_Document_
UNCLASSIFIED//FOR OFFICIAL USE ONLY

Embassy Harare

This record is a partial extract of the original cable. The full text of the original cable is not available.

 

031417Z Nov 04

UNCLAS SECTION 01 OF 02 HARARE 001818

 

SIPDIS

 

STATE FOR AF/S

USDOC FOR ROBERT TELCHIN

TREASURY FOR OREN WYCHE-SHAW

PASS USTR FLORIZELLE LISER

STATE PASS USAID FOR MARJORIE COPSON

 

SENSITIVE

 

E. O. 12958: N/A

TAGS: ECON ETRD EINV PGOV ZI

SUBJECT: Gono Forecasts Economic Growth in 2005

 

 

Sensitive but unclassified.

 

Summary

——-

1. (U) Reserve Bank (RBZ) Governor Gideon Gono was upbeat

about the economy’s recovery prospects in his quarterly

monetary review on October 28, forecasting a 150 percent

increase in tobacco production and 3.5-to-5 percent

overall economic growth in 2005, as well as single-digit

inflation by mid-2006. Despite continuing difficulties

faced by the country’s beleaguered exporters, Gono

offered them only modest relief. Departing from his

performance in the past two quarterly reviews, the

central banker did not depreciate the zimdollar by

establishing a new exchange rate floor price, and he even

restricted devaluations over the next quarter to a

cumulative and inflation-lagging 10 percent. Still, Gono

reduced the percentage of revenue that exporters must

surrender at the ultra-low Z$824:US$ rate during the all-

important 31-90 days following shipment of goods. End

summary.

 

2. (SBU) Gono struck a triumphal pose for much of the

speech. “As a nation,” he began, “we are beginning to

shed tears of joy, reminiscent of a people who have just

escaped from the jaws of a lion.” While issuing his

single-digit inflation forecast, Gono took credit for

already driving inflation down from 623 percent in

January to a projected 150-160 percent by Dec 31. As for

growth, Gono’s optimistic projection of 3.5-to-5 percent

growth would mark an important turnaround following seven

recession years. However, Gono did not explain how the

economy would return to positive growth, other than that

he believes tobacco output will increase from this year’s

65 million to 160 million kgs in 2005. Gono also

declared platinum a “strategic mineral,” meaning the GOZ

will now assume the same middleman role it plays with

gold, tobacco and grain, purchasing and reselling all

output.

 

GOZ clings to strong zimdollar

——————————

3. (U) Zimbabwe’s exporters were disappointed that Gono

will maintain a strong zimdollar even as inflation

remains in triple digits. The RBZ Governor said he will

manage a Z$5600-6200:US$ exchange rate band over the next

quarter, suggesting a maximum cumulative devaluation of

10 percent through Jan. 31, 2005. This potential

devaluation falls short of the GOZ’s inflation projection

for the next three months, meaning exporters will

probably continue to see costs rise faster than revenue.

_Data lines_
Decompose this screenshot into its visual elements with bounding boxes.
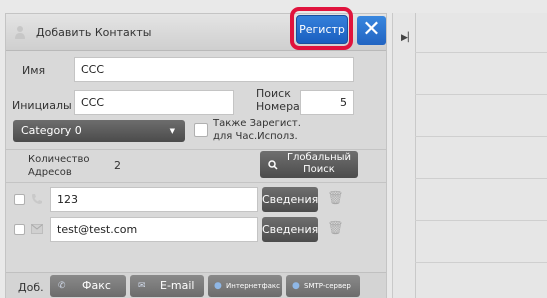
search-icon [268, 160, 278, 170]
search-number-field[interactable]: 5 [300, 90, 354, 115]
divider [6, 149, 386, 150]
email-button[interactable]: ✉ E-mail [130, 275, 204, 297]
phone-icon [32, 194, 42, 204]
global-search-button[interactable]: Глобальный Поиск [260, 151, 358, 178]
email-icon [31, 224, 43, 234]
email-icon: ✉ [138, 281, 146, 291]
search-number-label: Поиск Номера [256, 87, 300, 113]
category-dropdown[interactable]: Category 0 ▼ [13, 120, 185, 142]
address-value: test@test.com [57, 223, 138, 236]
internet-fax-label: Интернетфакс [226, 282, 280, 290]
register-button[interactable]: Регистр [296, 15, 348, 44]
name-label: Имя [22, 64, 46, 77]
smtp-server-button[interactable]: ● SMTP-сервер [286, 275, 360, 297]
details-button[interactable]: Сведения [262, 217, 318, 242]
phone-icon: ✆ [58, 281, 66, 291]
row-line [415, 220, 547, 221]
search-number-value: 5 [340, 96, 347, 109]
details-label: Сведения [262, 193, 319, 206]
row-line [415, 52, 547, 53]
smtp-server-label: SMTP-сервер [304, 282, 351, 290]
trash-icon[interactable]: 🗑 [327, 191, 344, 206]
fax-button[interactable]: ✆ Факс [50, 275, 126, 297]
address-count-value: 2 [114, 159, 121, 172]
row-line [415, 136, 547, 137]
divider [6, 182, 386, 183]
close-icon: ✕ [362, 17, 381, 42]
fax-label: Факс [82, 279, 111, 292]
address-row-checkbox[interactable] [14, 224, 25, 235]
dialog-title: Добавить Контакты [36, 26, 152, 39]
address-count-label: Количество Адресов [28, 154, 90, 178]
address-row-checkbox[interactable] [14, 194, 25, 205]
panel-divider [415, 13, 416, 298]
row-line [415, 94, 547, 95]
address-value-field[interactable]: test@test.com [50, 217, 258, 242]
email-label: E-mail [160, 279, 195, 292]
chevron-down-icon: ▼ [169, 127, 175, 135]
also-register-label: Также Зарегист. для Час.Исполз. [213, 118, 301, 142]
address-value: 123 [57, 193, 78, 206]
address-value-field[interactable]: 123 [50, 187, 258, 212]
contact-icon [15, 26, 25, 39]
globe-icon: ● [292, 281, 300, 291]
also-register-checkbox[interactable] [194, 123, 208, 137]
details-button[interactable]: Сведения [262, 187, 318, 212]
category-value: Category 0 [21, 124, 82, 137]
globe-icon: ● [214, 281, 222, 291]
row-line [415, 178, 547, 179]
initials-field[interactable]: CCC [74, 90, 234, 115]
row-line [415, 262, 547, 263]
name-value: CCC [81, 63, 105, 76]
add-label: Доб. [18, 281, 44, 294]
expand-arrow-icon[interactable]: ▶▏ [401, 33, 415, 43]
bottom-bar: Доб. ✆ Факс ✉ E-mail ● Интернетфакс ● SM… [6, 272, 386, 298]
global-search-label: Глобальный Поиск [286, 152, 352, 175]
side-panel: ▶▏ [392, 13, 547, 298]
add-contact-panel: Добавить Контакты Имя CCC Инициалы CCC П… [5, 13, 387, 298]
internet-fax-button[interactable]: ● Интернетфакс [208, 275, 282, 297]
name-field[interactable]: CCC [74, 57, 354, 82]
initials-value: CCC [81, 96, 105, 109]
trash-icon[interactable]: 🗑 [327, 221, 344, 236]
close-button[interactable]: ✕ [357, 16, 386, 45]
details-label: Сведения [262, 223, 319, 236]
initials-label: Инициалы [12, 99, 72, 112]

_Work to do_
(a) In the cable on Gono's 2005 growth forecast, what exchange rate band did the Reserve Bank governor say he would manage over the next quarter?
(b) Pick up the cable on Gono's 2005 growth forecast after its final sentence and keep writing it.
The material can be set aside.

_Per-task answers_
(a) Z$5600-6200:US$

(b)
 

4. (U) Gono made a concession to exporters by further

reducing the portion of revenue they must exchange at

Z$824:US$, barely one-tenth of the true market rate.

Gono announced that the GOZ will continue to exempt

exporters from any Z$824:US$ exchange requirement if they

remit earnings to the RBZ within 30 days of shipment.

The RBZ will require that exporters convert only 10

percent (down from 15-25 percent) at the disadvantageous

Z$824:US$ rate within 31-90 days of shipment, the most

common settlement period.

 

5. (U) Gono offered a continuation of a preferential

exchange rate for gold. By boosting the GOZ’s support

price for gold from Z$85,000 to 92,000/gram, Gono

maintained an effective exchange rate of around

Z$6,800:US$ for bullion sales to the GOZ. This compares

favorably with the Z$5600:US$ official rate, but well

below the current Z$8500:US$ parallel rate. Thanks to

the preferential exchange rate, gold will become

Zimbabwe’s top export this year, surpassing both tobacco

and cotton.

 

Assessment: Are Gono’s targets attainable?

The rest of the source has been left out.